Material supplied:
◇ ◇ ◇
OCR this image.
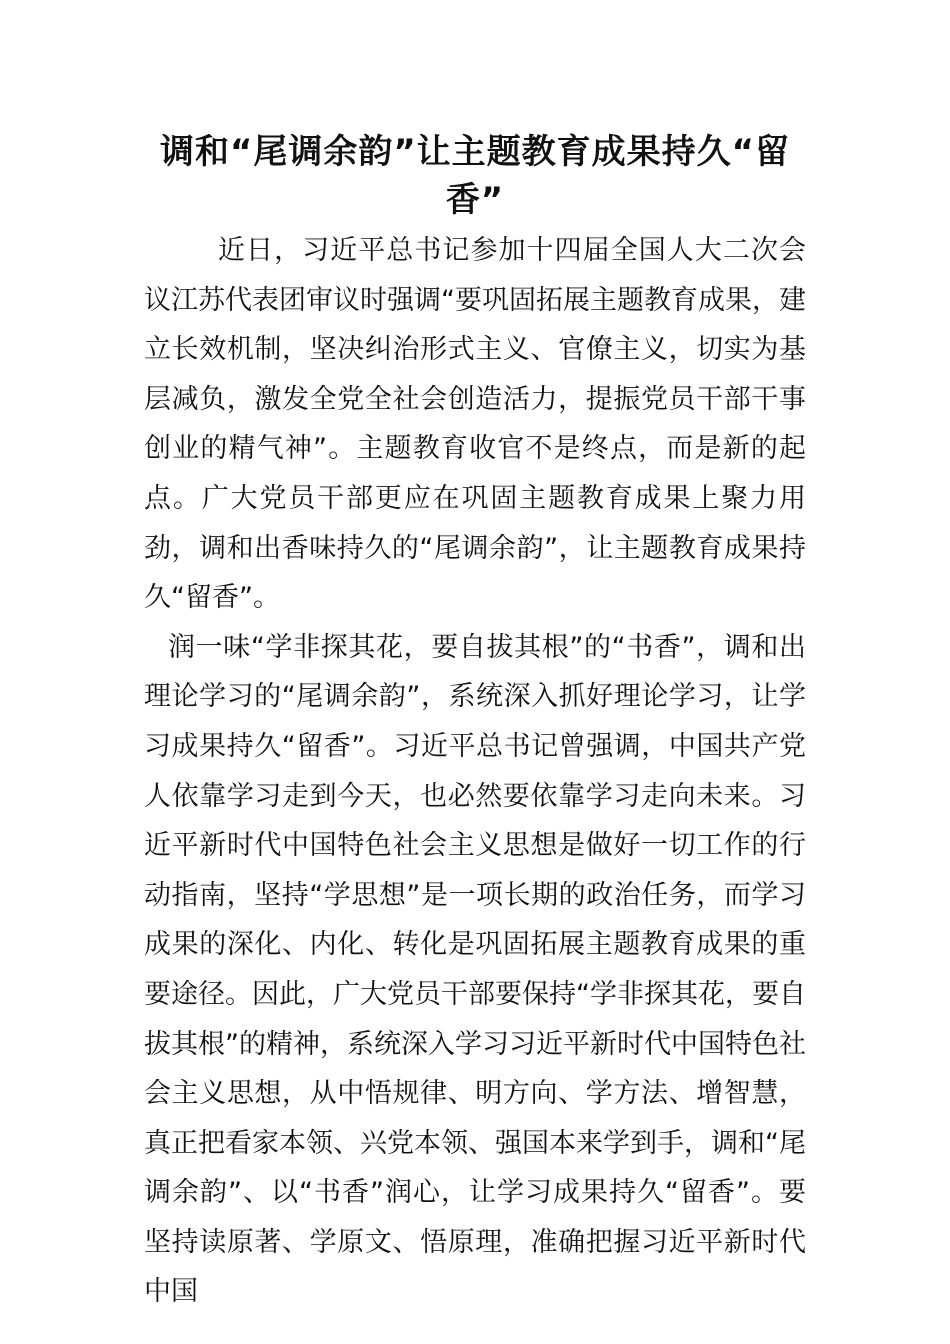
调和“尾调余韵”让主题教育成果持久“留香”

近日，习近平总书记参加十四届全国人大二次会议江苏代表团审议时强调“要巩固拓展主题教育成果，建立长效机制，坚决纠治形式主义、官僚主义，切实为基层减负，激发全党全社会创造活力，提振党员干部干事创业的精气神”。主题教育收官不是终点，而是新的起点。广大党员干部更应在巩固主题教育成果上聚力用劲，调和出香味持久的“尾调余韵”，让主题教育成果持久“留香”。

润一味“学非探其花，要自拔其根”的“书香”，调和出理论学习的“尾调余韵”，系统深入抓好理论学习，让学习成果持久“留香”。习近平总书记曾强调，中国共产党人依靠学习走到今天，也必然要依靠学习走向未来。习近平新时代中国特色社会主义思想是做好一切工作的行动指南，坚持“学思想”是一项长期的政治任务，而学习成果的深化、内化、转化是巩固拓展主题教育成果的重要途径。因此，广大党员干部要保持“学非探其花，要自拔其根”的精神，系统深入学习习近平新时代中国特色社会主义思想，从中悟规律、明方向、学方法、增智慧，真正把看家本领、兴党本领、强国本来学到手，调和“尾调余韵”、以“书香”润心，让学习成果持久“留香”。要坚持读原著、学原文、悟原理，准确把握习近平新时代中国
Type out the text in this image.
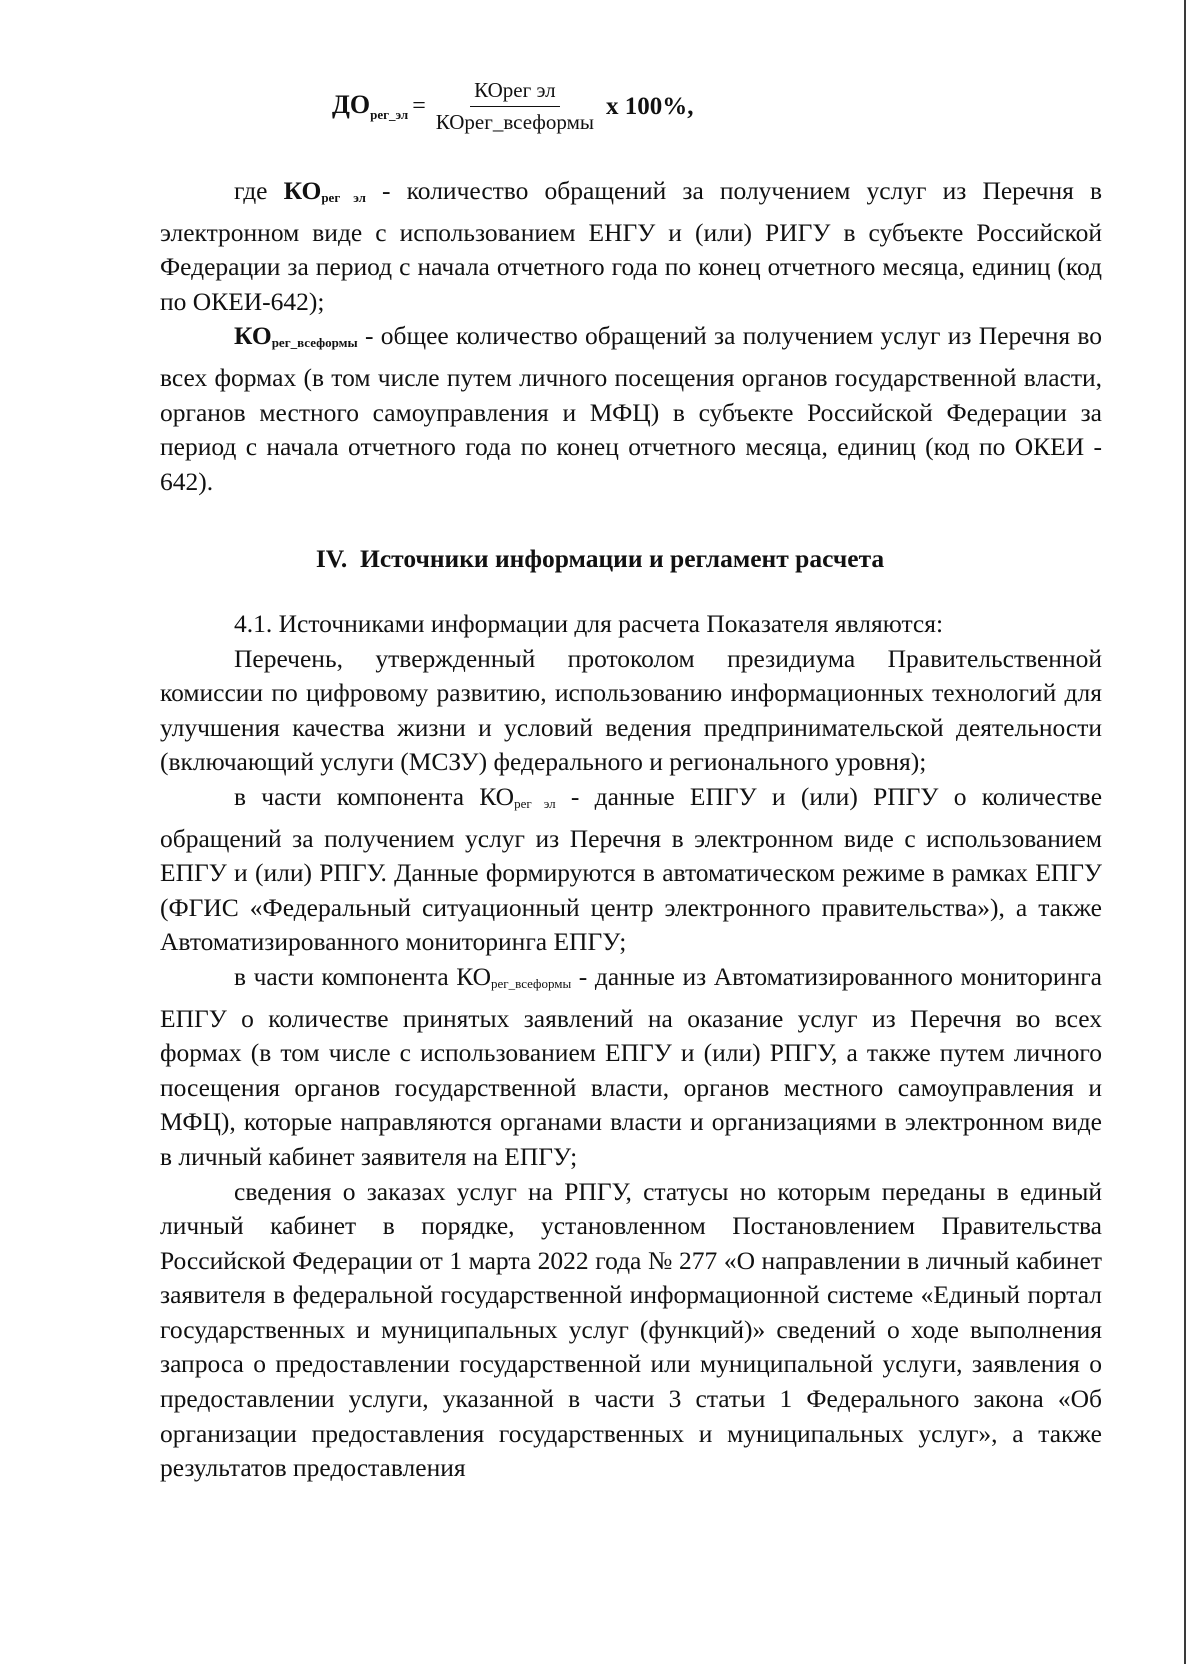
$ДО_{рег\_эл} = \frac{\text{КОрег эл}}{\text{КОрег\_всеформы}}$ х 100%,

где $КО_{рег эл}$ - количество обращений за получением услуг из Перечня в электронном виде с использованием ЕНГУ и (или) РИГУ в субъекте Российской Федерации за период с начала отчетного года по конец отчетного месяца, единиц (код по ОКЕИ-642);

$КО_{рег\_всеформы}$ - общее количество обращений за получением услуг из Перечня во всех формах (в том числе путем личного посещения органов государственной власти, органов местного самоуправления и МФЦ) в субъекте Российской Федерации за период с начала отчетного года по конец отчетного месяца, единиц (код по ОКЕИ - 642).

IV. Источники информации и регламент расчета

4.1. Источниками информации для расчета Показателя являются:

Перечень, утвержденный протоколом президиума Правительственной комиссии по цифровому развитию, использованию информационных технологий для улучшения качества жизни и условий ведения предпринимательской деятельности (включающий услуги (МСЗУ) федерального и регионального уровня);

в части компонента $КО_{рег эл}$ - данные ЕПГУ и (или) РПГУ о количестве обращений за получением услуг из Перечня в электронном виде с использованием ЕПГУ и (или) РПГУ. Данные формируются в автоматическом режиме в рамках ЕПГУ (ФГИС «Федеральный ситуационный центр электронного правительства»), а также Автоматизированного мониторинга ЕПГУ;

в части компонента $КО_{рег\_всеформы}$ - данные из Автоматизированного мониторинга ЕПГУ о количестве принятых заявлений на оказание услуг из Перечня во всех формах (в том числе с использованием ЕПГУ и (или) РПГУ, а также путем личного посещения органов государственной власти, органов местного самоуправления и МФЦ), которые направляются органами власти и организациями в электронном виде в личный кабинет заявителя на ЕПГУ;

сведения о заказах услуг на РПГУ, статусы но которым переданы в единый личный кабинет в порядке, установленном Постановлением Правительства Российской Федерации от 1 марта 2022 года № 277 «О направлении в личный кабинет заявителя в федеральной государственной информационной системе «Единый портал государственных и муниципальных услуг (функций)» сведений о ходе выполнения запроса о предоставлении государственной или муниципальной услуги, заявления о предоставлении услуги, указанной в части 3 статьи 1 Федерального закона «Об организации предоставления государственных и муниципальных услуг», а также результатов предоставления
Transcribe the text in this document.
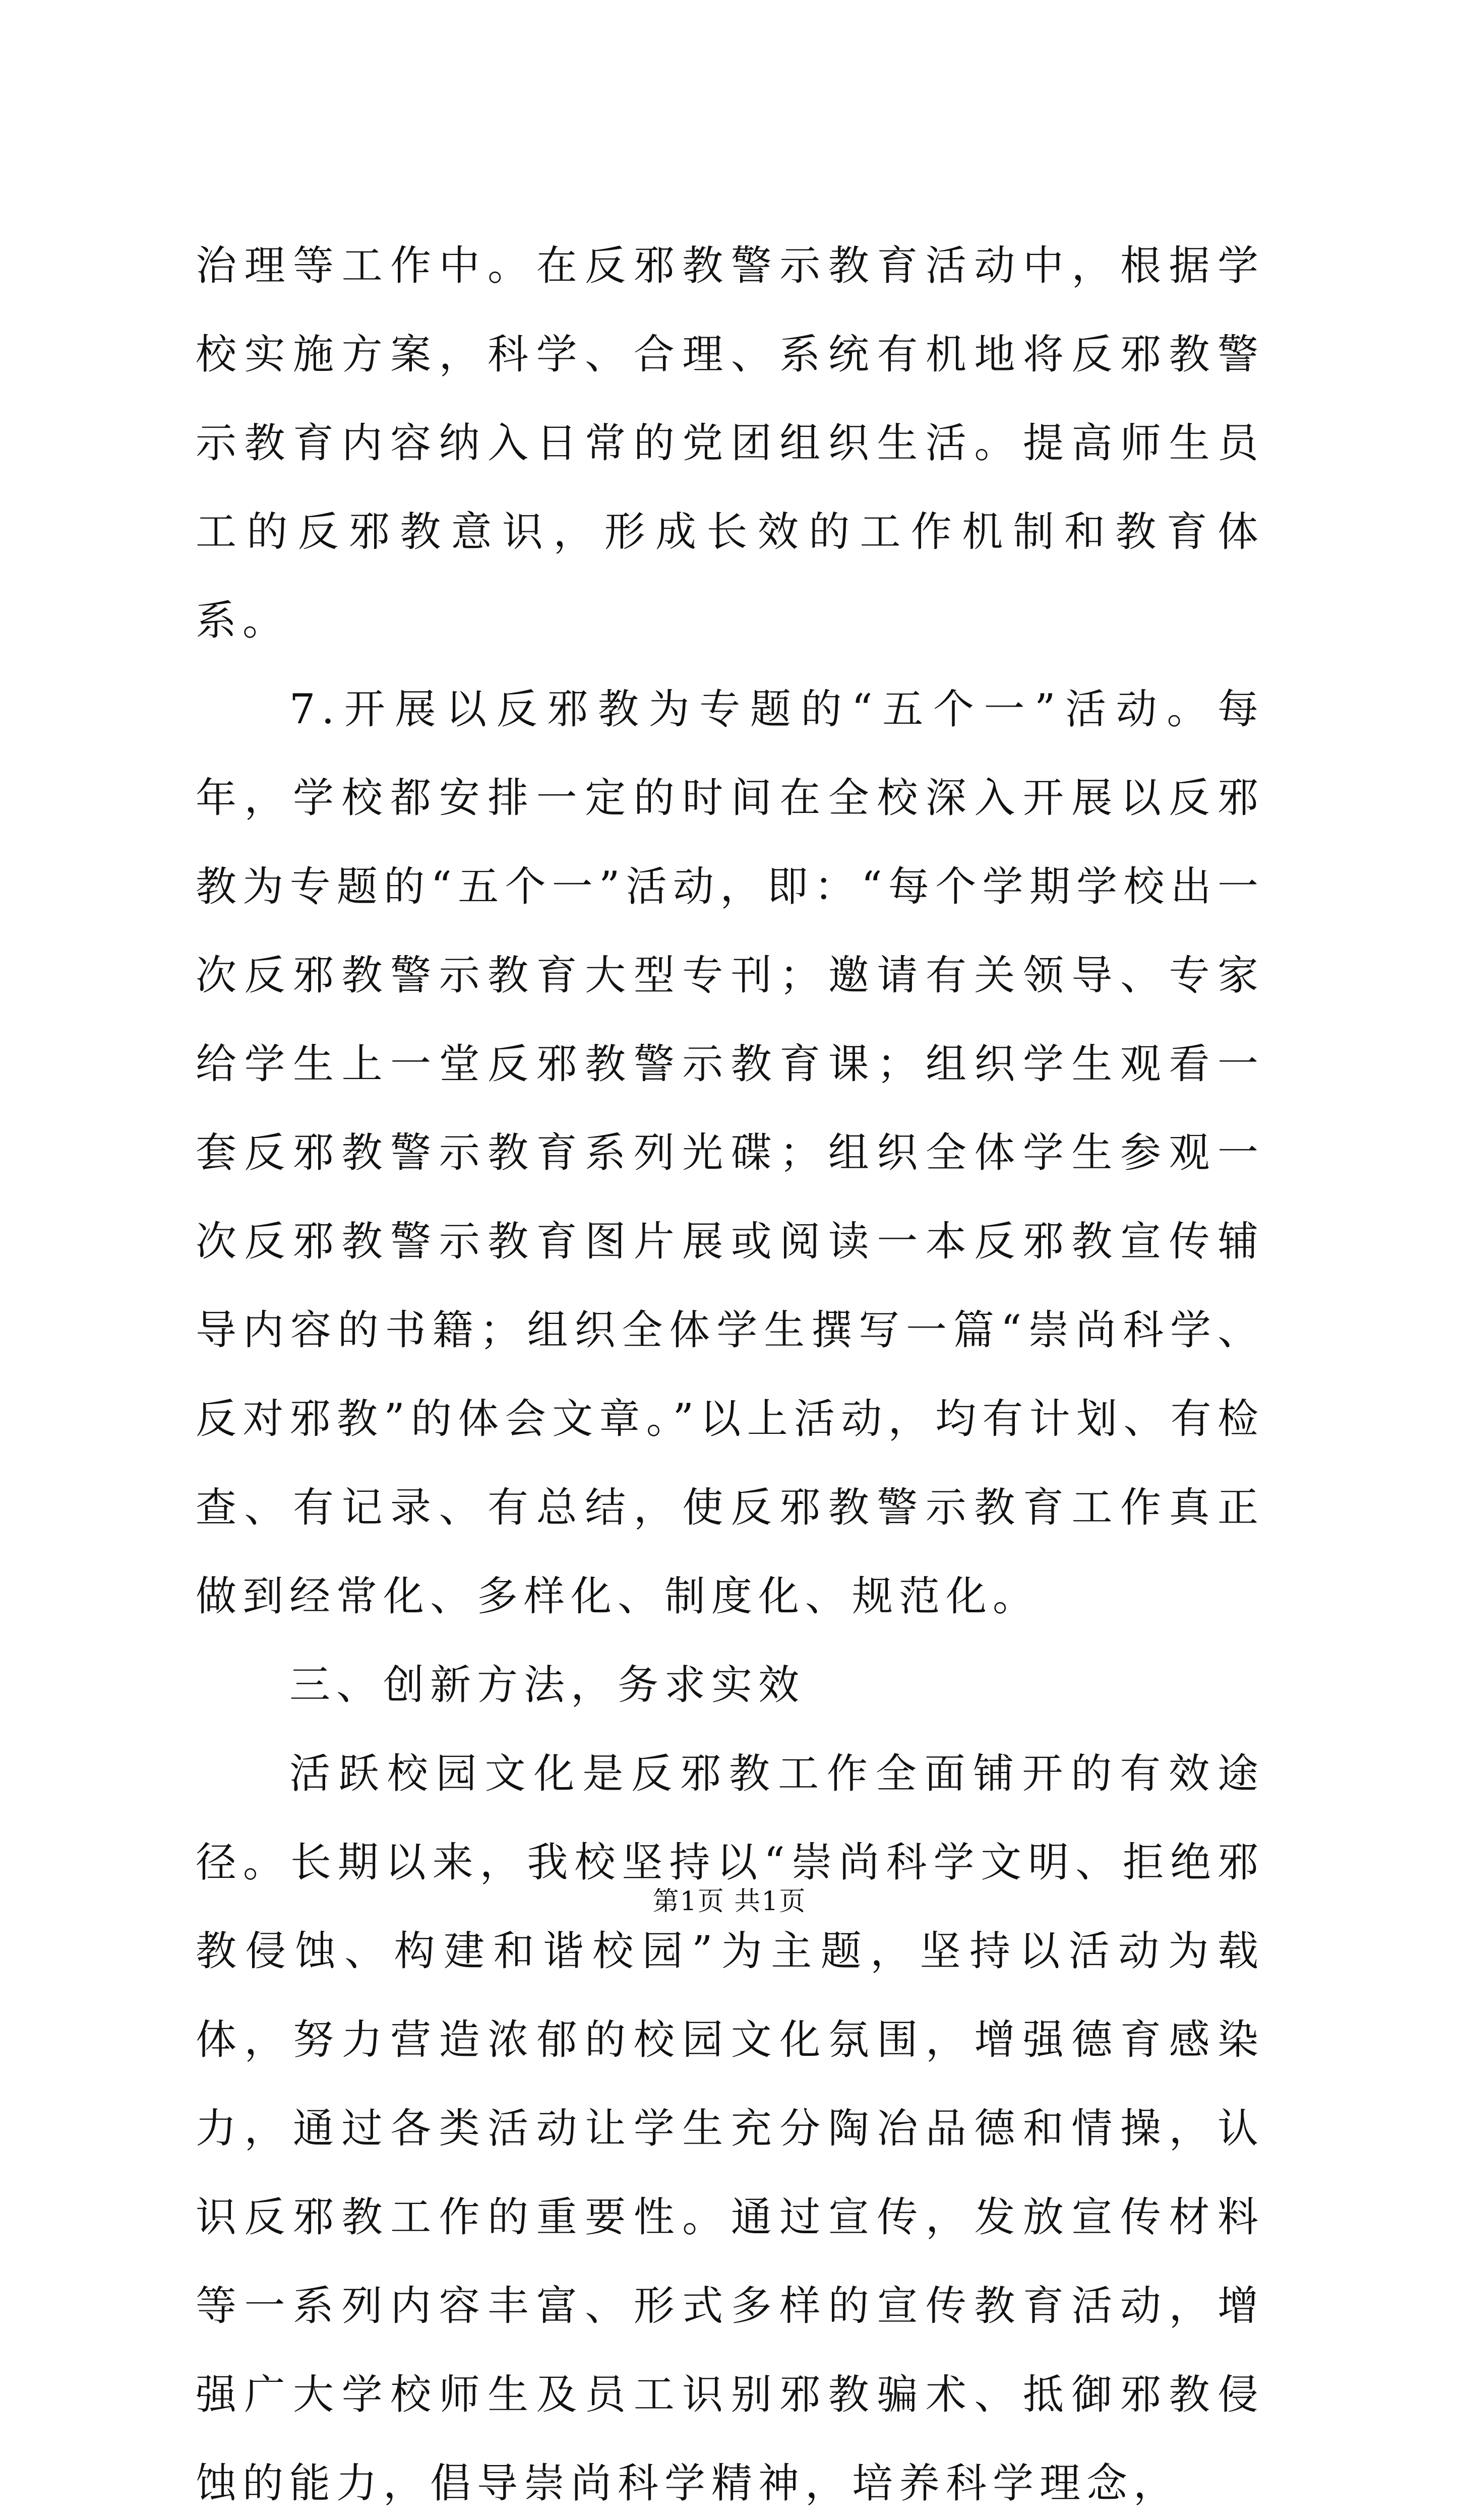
治理等工作中。在反邪教警示教育活动中，根据学校实施方案，科学、合理、系统有机地将反邪教警示教育内容纳入日常的党团组织生活。提高师生员工的反邪教意识，形成长效的工作机制和教育体系。

7.开展以反邪教为专题的“五个一”活动。每年，学校都安排一定的时间在全校深入开展以反邪教为专题的“五个一”活动，即：“每个学期学校出一次反邪教警示教育大型专刊；邀请有关领导、专家给学生上一堂反邪教警示教育课；组织学生观看一套反邪教警示教育系列光碟；组织全体学生参观一次反邪教警示教育图片展或阅读一本反邪教宣传辅导内容的书籍；组织全体学生撰写一篇“崇尚科学、反对邪教”的体会文章。”以上活动，均有计划、有检查、有记录、有总结，使反邪教警示教育工作真正做到经常化、多样化、制度化、规范化。

三、创新方法，务求实效

活跃校园文化是反邪教工作全面铺开的有效途径。长期以来，我校坚持以“崇尚科学文明、拒绝邪教侵蚀、构建和谐校园”为主题，坚持以活动为载体，努力营造浓郁的校园文化氛围，增强德育感染力，通过各类活动让学生充分陶冶品德和情操，认识反邪教工作的重要性。通过宣传，发放宣传材料等一系列内容丰富、形式多样的宣传教育活动，增强广大学校师生及员工识别邪教骗术、抵御邪教侵蚀的能力，倡导崇尚科学精神，培养科学理念，

第1页 共1页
◇ ◇ ◇
Task instructions: Every line that holds the word "количество" counts once; state the total number of such lines and nothing else.

Solution: 2